Problem:
Show all lines from the listing below that contain "content".

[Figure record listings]

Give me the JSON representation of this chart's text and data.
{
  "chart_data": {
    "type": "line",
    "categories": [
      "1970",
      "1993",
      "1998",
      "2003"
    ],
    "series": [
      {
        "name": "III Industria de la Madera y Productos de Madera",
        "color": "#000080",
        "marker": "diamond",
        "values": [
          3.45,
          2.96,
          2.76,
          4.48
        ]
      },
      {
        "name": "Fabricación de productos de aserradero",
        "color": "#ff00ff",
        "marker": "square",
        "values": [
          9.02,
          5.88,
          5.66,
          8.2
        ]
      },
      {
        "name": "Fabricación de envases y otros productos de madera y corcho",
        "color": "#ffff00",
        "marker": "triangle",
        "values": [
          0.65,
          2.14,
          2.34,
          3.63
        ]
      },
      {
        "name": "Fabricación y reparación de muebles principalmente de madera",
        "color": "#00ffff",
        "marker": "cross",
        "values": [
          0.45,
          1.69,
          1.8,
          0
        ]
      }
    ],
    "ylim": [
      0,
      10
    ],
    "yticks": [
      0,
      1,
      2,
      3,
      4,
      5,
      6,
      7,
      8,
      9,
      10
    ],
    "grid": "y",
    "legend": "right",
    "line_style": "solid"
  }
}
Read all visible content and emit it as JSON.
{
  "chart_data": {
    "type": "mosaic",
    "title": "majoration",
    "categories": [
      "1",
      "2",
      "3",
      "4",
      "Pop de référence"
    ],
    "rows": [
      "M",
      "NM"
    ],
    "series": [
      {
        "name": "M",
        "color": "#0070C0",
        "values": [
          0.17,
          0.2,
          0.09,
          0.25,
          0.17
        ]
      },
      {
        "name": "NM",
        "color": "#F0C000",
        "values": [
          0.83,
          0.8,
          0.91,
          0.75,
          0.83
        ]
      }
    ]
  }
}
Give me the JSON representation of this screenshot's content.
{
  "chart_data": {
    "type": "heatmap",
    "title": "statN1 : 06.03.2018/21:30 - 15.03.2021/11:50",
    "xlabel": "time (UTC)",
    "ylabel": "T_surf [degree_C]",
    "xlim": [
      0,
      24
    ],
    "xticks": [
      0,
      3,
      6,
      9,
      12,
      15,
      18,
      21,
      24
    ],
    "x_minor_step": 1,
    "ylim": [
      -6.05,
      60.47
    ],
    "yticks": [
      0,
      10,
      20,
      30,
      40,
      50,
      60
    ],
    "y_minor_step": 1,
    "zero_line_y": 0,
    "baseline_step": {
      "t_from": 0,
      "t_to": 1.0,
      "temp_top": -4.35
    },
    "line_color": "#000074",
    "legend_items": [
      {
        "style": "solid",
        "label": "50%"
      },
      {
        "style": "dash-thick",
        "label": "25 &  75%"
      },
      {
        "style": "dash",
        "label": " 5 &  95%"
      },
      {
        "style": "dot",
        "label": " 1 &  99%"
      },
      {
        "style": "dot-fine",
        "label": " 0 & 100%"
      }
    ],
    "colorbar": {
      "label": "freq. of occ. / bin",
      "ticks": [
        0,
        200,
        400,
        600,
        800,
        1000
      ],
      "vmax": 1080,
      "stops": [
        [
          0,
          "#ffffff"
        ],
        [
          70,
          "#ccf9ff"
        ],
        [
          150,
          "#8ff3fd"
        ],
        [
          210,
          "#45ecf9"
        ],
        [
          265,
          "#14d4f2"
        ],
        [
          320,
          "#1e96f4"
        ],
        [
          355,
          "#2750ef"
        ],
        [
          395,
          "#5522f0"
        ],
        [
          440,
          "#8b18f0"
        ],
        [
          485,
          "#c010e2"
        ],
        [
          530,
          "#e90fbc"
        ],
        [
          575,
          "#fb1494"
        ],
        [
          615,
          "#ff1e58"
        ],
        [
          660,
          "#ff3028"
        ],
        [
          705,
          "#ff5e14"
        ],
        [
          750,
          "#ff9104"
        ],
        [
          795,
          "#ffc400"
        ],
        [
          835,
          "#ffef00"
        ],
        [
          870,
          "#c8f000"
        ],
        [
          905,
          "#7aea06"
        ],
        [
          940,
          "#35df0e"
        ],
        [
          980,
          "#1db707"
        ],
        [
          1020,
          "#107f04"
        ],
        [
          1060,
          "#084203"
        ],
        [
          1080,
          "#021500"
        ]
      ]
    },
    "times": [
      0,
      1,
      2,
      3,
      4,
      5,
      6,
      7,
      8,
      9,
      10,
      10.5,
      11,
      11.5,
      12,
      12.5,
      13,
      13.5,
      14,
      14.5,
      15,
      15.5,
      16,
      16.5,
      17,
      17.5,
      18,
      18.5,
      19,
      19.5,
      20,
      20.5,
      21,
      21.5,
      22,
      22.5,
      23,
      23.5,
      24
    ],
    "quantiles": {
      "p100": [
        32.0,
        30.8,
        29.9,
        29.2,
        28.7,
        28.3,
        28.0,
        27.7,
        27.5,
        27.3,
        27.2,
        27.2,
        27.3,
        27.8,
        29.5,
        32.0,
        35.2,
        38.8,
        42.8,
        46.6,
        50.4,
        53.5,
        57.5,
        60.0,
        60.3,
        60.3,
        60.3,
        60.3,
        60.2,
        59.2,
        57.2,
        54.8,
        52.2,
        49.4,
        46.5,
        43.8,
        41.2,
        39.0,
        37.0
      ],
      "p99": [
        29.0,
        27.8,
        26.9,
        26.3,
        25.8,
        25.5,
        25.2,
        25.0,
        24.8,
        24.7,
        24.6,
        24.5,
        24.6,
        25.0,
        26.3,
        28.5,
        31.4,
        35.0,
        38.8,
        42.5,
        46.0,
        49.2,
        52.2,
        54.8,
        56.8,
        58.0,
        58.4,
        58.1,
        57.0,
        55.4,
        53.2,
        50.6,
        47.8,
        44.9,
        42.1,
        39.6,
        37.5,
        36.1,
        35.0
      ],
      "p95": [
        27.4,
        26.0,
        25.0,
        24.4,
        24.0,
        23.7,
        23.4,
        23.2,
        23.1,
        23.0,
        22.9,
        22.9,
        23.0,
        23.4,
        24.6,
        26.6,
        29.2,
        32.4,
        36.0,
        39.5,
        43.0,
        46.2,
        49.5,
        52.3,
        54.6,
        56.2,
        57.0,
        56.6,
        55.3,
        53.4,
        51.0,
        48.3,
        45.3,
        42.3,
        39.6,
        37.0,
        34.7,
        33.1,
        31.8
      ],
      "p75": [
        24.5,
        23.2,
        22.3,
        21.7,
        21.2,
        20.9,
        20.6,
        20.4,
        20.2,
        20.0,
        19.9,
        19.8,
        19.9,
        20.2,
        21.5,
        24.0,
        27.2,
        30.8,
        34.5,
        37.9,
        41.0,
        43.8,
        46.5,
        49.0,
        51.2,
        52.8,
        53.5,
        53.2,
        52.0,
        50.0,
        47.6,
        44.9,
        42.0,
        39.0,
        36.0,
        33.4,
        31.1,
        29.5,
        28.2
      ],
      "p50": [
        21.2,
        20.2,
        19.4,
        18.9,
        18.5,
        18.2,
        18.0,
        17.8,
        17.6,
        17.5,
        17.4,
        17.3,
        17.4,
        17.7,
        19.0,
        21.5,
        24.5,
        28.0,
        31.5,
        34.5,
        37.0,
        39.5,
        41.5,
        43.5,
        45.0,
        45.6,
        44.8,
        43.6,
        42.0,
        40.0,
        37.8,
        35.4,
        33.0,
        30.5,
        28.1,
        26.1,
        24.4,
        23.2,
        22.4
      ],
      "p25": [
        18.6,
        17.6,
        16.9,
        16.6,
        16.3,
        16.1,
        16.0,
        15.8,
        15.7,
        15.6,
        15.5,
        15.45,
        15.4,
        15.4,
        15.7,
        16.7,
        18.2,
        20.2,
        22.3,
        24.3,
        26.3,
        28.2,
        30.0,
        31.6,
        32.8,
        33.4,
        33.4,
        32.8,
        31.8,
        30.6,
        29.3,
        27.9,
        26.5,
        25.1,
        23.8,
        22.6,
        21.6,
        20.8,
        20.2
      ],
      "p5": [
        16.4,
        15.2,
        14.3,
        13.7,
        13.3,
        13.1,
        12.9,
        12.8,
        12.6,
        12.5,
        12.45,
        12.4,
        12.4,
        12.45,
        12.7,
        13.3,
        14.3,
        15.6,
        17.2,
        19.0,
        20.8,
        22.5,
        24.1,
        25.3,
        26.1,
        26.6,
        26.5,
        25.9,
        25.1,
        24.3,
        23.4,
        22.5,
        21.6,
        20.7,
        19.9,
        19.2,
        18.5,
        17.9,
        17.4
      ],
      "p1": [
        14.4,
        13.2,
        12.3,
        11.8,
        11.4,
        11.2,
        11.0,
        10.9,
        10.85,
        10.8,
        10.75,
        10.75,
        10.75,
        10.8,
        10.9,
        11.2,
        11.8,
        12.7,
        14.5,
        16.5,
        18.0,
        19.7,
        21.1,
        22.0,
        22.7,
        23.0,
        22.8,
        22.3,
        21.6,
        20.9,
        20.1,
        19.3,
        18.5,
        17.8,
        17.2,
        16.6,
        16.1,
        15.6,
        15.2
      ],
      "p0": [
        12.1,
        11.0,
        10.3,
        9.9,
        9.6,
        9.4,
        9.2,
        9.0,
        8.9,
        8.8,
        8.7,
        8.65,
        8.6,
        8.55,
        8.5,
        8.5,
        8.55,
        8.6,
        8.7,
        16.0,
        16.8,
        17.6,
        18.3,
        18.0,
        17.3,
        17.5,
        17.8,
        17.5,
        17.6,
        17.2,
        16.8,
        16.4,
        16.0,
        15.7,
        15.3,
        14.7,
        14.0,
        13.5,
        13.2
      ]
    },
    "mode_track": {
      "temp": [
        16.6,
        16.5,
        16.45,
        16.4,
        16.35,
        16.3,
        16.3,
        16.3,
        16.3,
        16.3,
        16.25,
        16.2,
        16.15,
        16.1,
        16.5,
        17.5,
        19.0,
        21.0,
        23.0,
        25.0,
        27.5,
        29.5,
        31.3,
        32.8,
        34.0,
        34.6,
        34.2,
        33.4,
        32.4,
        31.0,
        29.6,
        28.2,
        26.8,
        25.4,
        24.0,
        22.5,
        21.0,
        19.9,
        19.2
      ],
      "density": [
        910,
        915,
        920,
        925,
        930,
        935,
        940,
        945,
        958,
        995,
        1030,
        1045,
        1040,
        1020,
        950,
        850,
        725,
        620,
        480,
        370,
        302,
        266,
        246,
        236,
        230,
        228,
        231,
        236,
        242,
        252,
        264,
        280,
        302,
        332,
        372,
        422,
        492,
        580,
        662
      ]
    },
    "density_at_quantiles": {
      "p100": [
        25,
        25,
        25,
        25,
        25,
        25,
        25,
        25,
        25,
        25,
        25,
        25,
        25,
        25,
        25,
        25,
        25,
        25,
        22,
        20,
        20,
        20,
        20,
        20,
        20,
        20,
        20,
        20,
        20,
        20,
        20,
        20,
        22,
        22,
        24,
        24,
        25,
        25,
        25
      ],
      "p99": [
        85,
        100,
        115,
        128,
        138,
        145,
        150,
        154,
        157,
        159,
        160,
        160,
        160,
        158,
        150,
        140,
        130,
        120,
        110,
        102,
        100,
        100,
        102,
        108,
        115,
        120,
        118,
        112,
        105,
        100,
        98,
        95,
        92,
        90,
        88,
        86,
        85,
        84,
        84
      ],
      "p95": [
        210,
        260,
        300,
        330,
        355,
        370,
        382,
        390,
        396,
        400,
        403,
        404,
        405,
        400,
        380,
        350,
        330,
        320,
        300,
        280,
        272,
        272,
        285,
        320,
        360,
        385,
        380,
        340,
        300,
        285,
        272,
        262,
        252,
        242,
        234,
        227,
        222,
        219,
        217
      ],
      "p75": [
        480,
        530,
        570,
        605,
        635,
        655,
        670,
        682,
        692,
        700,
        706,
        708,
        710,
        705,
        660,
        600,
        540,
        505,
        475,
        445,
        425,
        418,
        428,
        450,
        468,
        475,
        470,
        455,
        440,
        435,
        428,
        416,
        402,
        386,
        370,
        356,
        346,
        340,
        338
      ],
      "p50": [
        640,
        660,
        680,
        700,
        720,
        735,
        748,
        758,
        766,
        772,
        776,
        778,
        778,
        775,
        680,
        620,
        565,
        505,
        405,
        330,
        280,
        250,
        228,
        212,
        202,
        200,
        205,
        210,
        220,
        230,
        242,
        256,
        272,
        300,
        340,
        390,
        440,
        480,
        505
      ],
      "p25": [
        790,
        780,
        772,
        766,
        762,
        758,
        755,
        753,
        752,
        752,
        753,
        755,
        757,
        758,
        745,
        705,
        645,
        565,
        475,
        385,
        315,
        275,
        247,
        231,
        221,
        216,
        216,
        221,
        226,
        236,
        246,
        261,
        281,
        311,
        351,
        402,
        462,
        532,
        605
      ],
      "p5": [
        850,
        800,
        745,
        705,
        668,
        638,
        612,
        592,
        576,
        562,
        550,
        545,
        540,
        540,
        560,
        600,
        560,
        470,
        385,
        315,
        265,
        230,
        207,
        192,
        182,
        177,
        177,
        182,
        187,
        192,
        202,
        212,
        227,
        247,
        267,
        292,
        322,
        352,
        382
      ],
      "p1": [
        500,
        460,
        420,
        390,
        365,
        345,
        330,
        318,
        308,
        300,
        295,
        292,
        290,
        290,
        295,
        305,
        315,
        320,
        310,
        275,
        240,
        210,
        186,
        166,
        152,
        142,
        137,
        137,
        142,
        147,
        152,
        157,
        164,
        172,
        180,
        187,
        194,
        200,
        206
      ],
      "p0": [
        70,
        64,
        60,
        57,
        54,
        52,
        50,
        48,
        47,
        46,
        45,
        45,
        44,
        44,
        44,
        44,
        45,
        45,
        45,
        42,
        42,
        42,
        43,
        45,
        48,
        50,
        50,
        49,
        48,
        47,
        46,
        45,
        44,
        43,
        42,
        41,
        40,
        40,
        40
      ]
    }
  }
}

Response to this task:
Read all visible content and emit it as JSON.
Give me the JSON representation of this screenshot's content.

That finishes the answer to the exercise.